Challenge: Gather from the listing below each line that includes the word "质量标准和要求", and copy it.

Entries supplied:
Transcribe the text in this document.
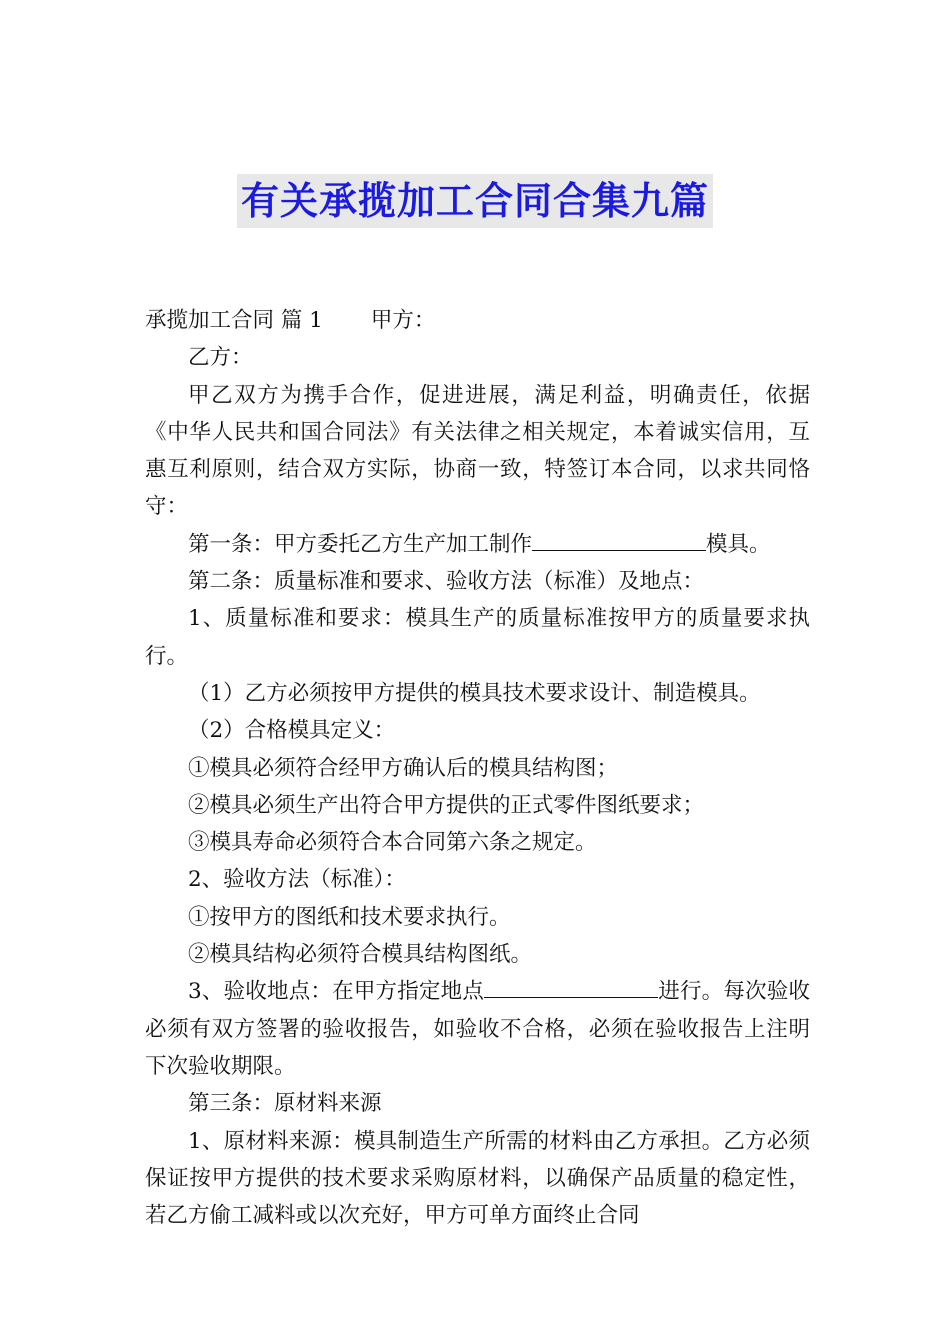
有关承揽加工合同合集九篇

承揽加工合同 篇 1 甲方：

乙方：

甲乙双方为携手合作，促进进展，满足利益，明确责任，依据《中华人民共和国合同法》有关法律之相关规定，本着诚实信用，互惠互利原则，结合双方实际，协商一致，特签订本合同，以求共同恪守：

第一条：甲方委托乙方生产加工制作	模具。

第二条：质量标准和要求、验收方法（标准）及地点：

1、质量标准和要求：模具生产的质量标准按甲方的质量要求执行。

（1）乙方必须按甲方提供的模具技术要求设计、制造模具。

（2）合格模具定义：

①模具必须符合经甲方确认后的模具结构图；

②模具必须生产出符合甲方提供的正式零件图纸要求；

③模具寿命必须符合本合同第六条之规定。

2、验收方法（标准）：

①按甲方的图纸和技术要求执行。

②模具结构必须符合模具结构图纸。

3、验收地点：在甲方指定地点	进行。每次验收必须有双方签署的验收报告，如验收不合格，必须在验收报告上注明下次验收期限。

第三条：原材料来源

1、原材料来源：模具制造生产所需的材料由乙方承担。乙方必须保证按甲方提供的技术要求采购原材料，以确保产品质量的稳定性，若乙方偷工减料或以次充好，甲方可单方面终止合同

Complete output:
第二条：质量标准和要求、验收方法（标准）及地点：
1、质量标准和要求：模具生产的质量标准按甲方的质量要求执行。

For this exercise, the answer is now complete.